### Records to process
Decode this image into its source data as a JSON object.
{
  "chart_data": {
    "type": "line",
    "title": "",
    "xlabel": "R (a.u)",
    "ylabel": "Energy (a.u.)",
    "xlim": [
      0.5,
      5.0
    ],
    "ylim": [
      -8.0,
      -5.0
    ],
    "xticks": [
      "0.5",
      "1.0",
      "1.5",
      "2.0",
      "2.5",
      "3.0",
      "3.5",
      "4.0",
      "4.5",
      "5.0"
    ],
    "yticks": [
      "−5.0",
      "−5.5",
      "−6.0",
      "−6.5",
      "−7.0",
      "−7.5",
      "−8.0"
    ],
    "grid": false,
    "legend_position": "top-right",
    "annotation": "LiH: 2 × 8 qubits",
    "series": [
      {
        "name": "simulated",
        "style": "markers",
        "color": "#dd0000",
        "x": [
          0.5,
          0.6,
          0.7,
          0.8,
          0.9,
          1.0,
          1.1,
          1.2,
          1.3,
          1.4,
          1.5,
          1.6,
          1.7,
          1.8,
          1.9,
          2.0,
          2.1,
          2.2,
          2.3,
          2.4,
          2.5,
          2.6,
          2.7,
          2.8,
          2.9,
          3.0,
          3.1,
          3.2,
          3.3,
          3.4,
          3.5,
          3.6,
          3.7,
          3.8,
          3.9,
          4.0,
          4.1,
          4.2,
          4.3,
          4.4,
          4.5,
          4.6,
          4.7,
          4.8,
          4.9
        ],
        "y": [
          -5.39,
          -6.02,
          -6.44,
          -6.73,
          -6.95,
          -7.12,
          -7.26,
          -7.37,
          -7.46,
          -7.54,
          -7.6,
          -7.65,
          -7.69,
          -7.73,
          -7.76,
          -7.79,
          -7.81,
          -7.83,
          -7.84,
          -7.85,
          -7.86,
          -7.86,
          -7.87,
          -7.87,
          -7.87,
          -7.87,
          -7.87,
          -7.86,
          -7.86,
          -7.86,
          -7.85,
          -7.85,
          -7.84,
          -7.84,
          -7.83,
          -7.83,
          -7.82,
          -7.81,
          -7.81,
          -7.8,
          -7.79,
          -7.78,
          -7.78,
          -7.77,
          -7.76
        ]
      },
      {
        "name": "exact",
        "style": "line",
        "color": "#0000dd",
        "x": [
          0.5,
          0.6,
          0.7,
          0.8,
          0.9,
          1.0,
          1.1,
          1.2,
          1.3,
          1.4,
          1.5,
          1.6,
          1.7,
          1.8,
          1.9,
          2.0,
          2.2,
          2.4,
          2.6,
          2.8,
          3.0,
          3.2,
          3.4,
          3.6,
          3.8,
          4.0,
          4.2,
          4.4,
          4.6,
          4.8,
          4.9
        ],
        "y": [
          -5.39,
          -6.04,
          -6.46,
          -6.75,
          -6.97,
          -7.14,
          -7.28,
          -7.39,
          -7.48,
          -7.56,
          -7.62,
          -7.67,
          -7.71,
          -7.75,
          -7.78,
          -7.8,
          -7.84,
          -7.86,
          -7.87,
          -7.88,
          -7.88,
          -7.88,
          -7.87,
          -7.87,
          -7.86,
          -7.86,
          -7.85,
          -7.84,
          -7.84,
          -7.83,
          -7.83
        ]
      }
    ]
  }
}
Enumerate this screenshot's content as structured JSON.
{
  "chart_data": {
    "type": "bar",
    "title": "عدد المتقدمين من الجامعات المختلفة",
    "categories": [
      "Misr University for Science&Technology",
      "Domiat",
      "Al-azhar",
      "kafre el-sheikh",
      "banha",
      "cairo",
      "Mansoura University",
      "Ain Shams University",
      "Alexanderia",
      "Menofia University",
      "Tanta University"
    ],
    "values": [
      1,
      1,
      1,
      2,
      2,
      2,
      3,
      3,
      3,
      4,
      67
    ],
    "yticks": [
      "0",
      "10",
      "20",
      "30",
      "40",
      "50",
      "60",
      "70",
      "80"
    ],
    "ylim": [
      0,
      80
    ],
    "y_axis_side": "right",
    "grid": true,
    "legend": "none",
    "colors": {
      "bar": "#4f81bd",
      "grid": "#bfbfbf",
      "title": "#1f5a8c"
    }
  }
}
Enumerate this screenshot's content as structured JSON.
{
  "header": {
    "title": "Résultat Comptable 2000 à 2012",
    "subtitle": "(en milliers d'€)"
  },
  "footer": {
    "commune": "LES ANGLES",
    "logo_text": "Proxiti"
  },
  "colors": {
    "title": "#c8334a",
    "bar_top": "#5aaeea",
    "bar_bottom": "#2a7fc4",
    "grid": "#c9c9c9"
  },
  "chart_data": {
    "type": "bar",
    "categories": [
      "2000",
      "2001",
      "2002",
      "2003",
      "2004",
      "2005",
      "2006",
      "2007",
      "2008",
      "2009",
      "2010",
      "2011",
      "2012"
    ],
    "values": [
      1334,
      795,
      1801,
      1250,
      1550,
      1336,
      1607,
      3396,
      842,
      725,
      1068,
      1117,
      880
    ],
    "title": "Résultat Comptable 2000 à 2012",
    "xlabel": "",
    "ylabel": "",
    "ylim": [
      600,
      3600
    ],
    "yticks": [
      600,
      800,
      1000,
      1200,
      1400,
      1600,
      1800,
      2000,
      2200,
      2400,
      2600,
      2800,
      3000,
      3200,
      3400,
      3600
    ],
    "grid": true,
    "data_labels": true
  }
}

### Task instructions
Repeat the material in full, exactly as it stands.

### Response
Decode this image into its source data as a JSON object.
{
  "chart_data": {
    "type": "line",
    "title": "",
    "xlabel": "R (a.u)",
    "ylabel": "Energy (a.u.)",
    "xlim": [
      0.5,
      5.0
    ],
    "ylim": [
      -8.0,
      -5.0
    ],
    "xticks": [
      "0.5",
      "1.0",
      "1.5",
      "2.0",
      "2.5",
      "3.0",
      "3.5",
      "4.0",
      "4.5",
      "5.0"
    ],
    "yticks": [
      "−5.0",
      "−5.5",
      "−6.0",
      "−6.5",
      "−7.0",
      "−7.5",
      "−8.0"
    ],
    "grid": false,
    "legend_position": "top-right",
    "annotation": "LiH: 2 × 8 qubits",
    "series": [
      {
        "name": "simulated",
        "style": "markers",
        "color": "#dd0000",
        "x": [
          0.5,
          0.6,
          0.7,
          0.8,
          0.9,
          1.0,
          1.1,
          1.2,
          1.3,
          1.4,
          1.5,
          1.6,
          1.7,
          1.8,
          1.9,
          2.0,
          2.1,
          2.2,
          2.3,
          2.4,
          2.5,
          2.6,
          2.7,
          2.8,
          2.9,
          3.0,
          3.1,
          3.2,
          3.3,
          3.4,
          3.5,
          3.6,
          3.7,
          3.8,
          3.9,
          4.0,
          4.1,
          4.2,
          4.3,
          4.4,
          4.5,
          4.6,
          4.7,
          4.8,
          4.9
        ],
        "y": [
          -5.39,
          -6.02,
          -6.44,
          -6.73,
          -6.95,
          -7.12,
          -7.26,
          -7.37,
          -7.46,
          -7.54,
          -7.6,
          -7.65,
          -7.69,
          -7.73,
          -7.76,
          -7.79,
          -7.81,
          -7.83,
          -7.84,
          -7.85,
          -7.86,
          -7.86,
          -7.87,
          -7.87,
          -7.87,
          -7.87,
          -7.87,
          -7.86,
          -7.86,
          -7.86,
          -7.85,
          -7.85,
          -7.84,
          -7.84,
          -7.83,
          -7.83,
          -7.82,
          -7.81,
          -7.81,
          -7.8,
          -7.79,
          -7.78,
          -7.78,
          -7.77,
          -7.76
        ]
      },
      {
        "name": "exact",
        "style": "line",
        "color": "#0000dd",
        "x": [
          0.5,
          0.6,
          0.7,
          0.8,
          0.9,
          1.0,
          1.1,
          1.2,
          1.3,
          1.4,
          1.5,
          1.6,
          1.7,
          1.8,
          1.9,
          2.0,
          2.2,
          2.4,
          2.6,
          2.8,
          3.0,
          3.2,
          3.4,
          3.6,
          3.8,
          4.0,
          4.2,
          4.4,
          4.6,
          4.8,
          4.9
        ],
        "y": [
          -5.39,
          -6.04,
          -6.46,
          -6.75,
          -6.97,
          -7.14,
          -7.28,
          -7.39,
          -7.48,
          -7.56,
          -7.62,
          -7.67,
          -7.71,
          -7.75,
          -7.78,
          -7.8,
          -7.84,
          -7.86,
          -7.87,
          -7.88,
          -7.88,
          -7.88,
          -7.87,
          -7.87,
          -7.86,
          -7.86,
          -7.85,
          -7.84,
          -7.84,
          -7.83,
          -7.83
        ]
      }
    ]
  }
}
Enumerate this screenshot's content as structured JSON.
{
  "chart_data": {
    "type": "bar",
    "title": "عدد المتقدمين من الجامعات المختلفة",
    "categories": [
      "Misr University for Science&Technology",
      "Domiat",
      "Al-azhar",
      "kafre el-sheikh",
      "banha",
      "cairo",
      "Mansoura University",
      "Ain Shams University",
      "Alexanderia",
      "Menofia University",
      "Tanta University"
    ],
    "values": [
      1,
      1,
      1,
      2,
      2,
      2,
      3,
      3,
      3,
      4,
      67
    ],
    "yticks": [
      "0",
      "10",
      "20",
      "30",
      "40",
      "50",
      "60",
      "70",
      "80"
    ],
    "ylim": [
      0,
      80
    ],
    "y_axis_side": "right",
    "grid": true,
    "legend": "none",
    "colors": {
      "bar": "#4f81bd",
      "grid": "#bfbfbf",
      "title": "#1f5a8c"
    }
  }
}
Enumerate this screenshot's content as structured JSON.
{
  "header": {
    "title": "Résultat Comptable 2000 à 2012",
    "subtitle": "(en milliers d'€)"
  },
  "footer": {
    "commune": "LES ANGLES",
    "logo_text": "Proxiti"
  },
  "colors": {
    "title": "#c8334a",
    "bar_top": "#5aaeea",
    "bar_bottom": "#2a7fc4",
    "grid": "#c9c9c9"
  },
  "chart_data": {
    "type": "bar",
    "categories": [
      "2000",
      "2001",
      "2002",
      "2003",
      "2004",
      "2005",
      "2006",
      "2007",
      "2008",
      "2009",
      "2010",
      "2011",
      "2012"
    ],
    "values": [
      1334,
      795,
      1801,
      1250,
      1550,
      1336,
      1607,
      3396,
      842,
      725,
      1068,
      1117,
      880
    ],
    "title": "Résultat Comptable 2000 à 2012",
    "xlabel": "",
    "ylabel": "",
    "ylim": [
      600,
      3600
    ],
    "yticks": [
      600,
      800,
      1000,
      1200,
      1400,
      1600,
      1800,
      2000,
      2200,
      2400,
      2600,
      2800,
      3000,
      3200,
      3400,
      3600
    ],
    "grid": true,
    "data_labels": true
  }
}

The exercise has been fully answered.